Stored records
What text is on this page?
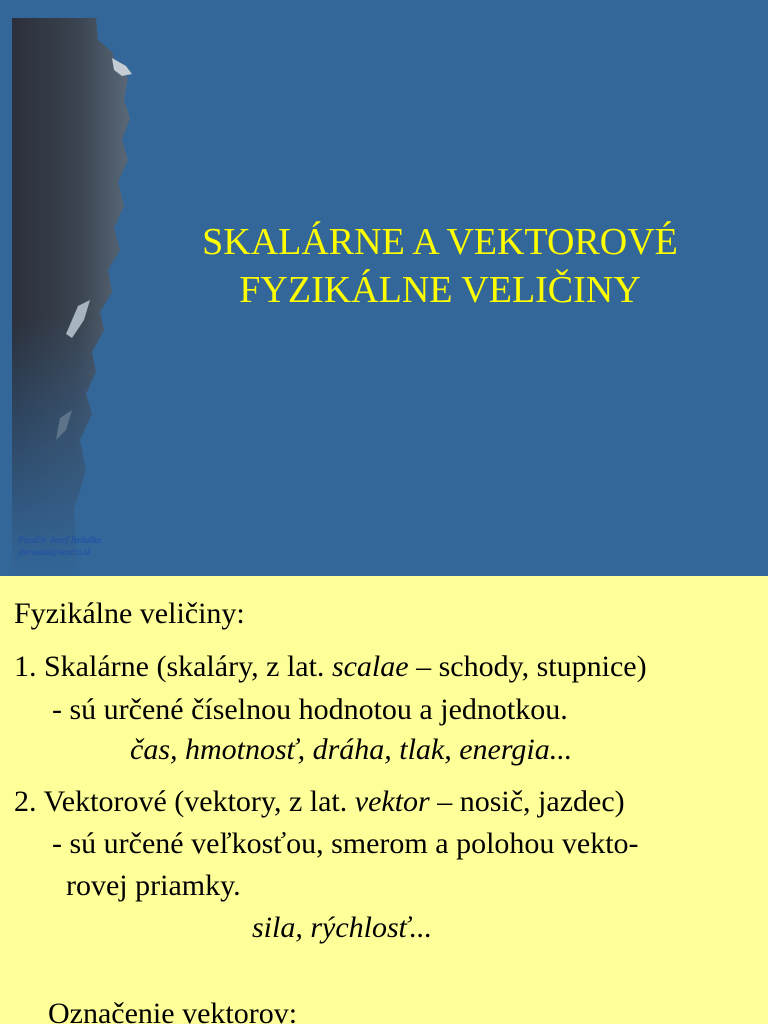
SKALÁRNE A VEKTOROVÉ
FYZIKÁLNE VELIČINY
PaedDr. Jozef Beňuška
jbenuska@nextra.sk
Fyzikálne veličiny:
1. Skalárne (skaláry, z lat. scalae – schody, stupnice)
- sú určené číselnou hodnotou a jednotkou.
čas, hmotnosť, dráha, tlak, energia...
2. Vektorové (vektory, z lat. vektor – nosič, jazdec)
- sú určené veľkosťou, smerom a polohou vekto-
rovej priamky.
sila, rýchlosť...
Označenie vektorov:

* * *

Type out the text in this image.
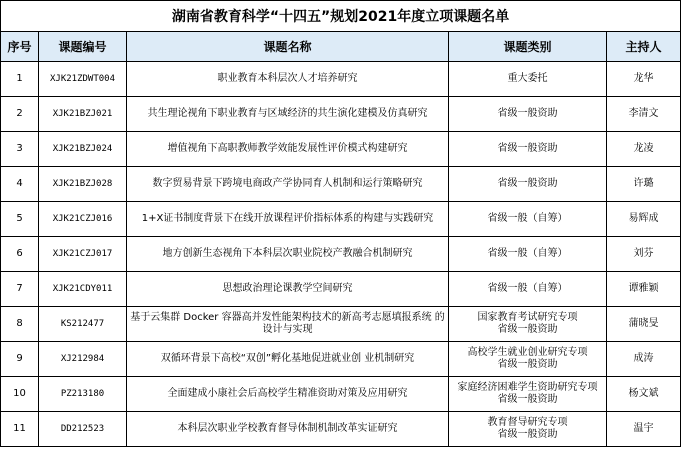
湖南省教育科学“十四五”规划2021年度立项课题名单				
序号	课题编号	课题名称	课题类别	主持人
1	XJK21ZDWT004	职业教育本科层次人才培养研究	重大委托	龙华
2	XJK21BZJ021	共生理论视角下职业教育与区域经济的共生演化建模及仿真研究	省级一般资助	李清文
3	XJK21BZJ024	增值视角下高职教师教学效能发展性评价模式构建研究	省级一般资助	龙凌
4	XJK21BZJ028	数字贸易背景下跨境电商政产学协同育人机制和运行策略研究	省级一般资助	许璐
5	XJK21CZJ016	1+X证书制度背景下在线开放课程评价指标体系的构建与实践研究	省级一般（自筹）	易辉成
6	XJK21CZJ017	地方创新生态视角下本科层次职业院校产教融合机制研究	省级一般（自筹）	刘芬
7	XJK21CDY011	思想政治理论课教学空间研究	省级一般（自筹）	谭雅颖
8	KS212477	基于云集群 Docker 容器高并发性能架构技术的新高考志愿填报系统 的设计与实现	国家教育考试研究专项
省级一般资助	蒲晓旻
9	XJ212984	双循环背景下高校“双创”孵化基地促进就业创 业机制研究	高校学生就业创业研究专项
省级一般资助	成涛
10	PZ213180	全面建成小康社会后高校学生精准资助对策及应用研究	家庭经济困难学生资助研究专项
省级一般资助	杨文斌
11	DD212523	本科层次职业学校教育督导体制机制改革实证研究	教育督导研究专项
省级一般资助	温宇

...

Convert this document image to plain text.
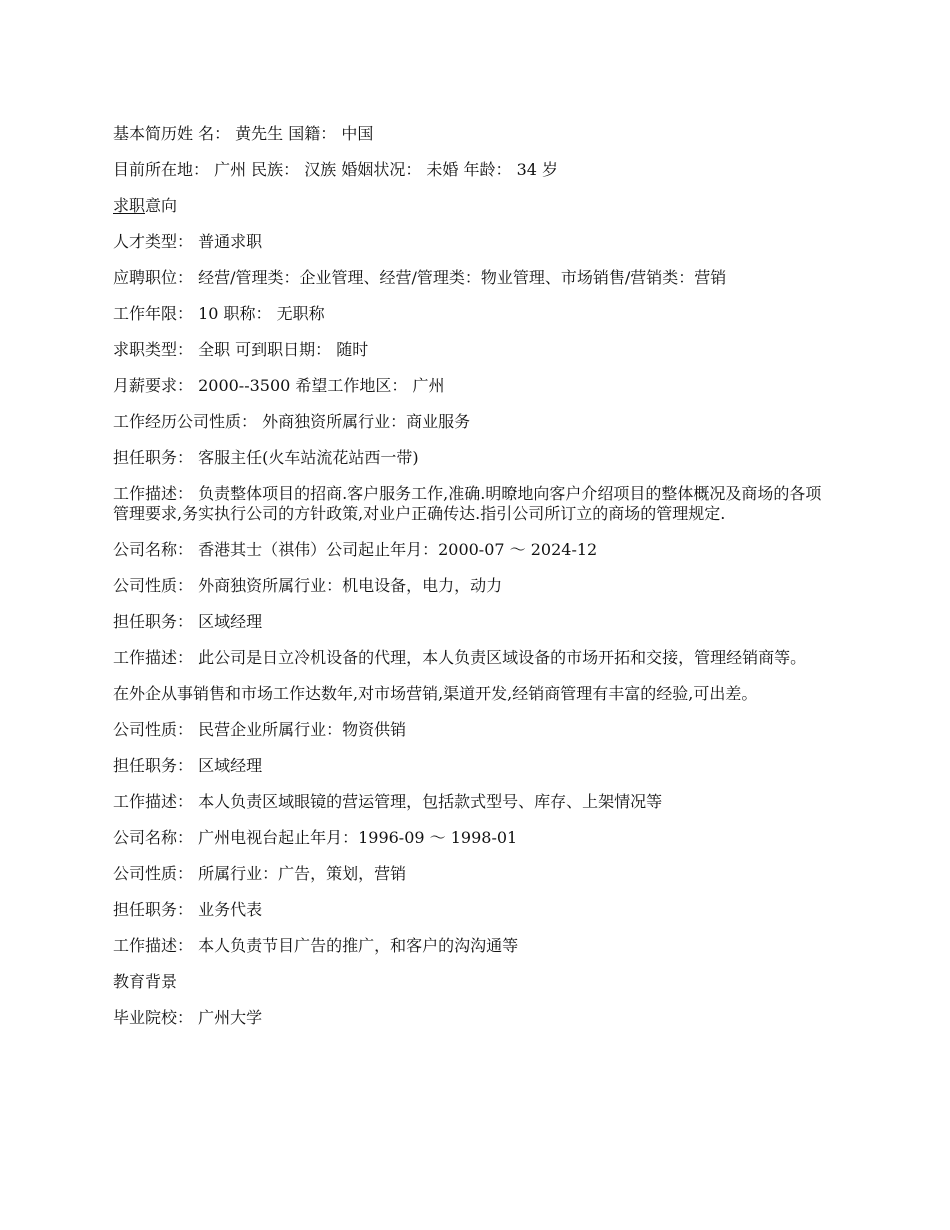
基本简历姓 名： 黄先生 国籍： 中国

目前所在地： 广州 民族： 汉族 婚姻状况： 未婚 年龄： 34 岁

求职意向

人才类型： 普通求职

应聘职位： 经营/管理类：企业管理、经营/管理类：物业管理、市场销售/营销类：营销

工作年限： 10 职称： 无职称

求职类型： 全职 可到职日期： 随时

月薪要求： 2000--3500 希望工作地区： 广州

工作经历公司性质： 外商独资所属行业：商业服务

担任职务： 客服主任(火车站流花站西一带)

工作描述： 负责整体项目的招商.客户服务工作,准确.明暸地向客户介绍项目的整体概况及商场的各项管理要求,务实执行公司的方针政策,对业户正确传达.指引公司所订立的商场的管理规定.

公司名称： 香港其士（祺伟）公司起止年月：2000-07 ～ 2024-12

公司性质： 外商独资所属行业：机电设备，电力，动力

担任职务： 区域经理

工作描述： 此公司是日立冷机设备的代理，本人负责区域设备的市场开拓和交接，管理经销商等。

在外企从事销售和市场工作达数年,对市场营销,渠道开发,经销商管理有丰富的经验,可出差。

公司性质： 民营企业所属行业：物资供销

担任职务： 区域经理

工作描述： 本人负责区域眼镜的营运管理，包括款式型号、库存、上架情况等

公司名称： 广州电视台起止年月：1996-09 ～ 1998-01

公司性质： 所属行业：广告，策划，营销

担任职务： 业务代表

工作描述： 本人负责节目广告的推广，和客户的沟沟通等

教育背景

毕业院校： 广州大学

→ **Exercise task**:
Extract all lines that hold the word "工作描述".

→ **Final result**:
工作描述： 负责整体项目的招商.客户服务工作,准确.明暸地向客户介绍项目的整体概况及商场的各项管理要求,务实执行公司的方针政策,对业户正确传达.指引公司所订立的商场的管理规定.
工作描述： 此公司是日立冷机设备的代理，本人负责区域设备的市场开拓和交接，管理经销商等。
工作描述： 本人负责区域眼镜的营运管理，包括款式型号、库存、上架情况等
工作描述： 本人负责节目广告的推广，和客户的沟沟通等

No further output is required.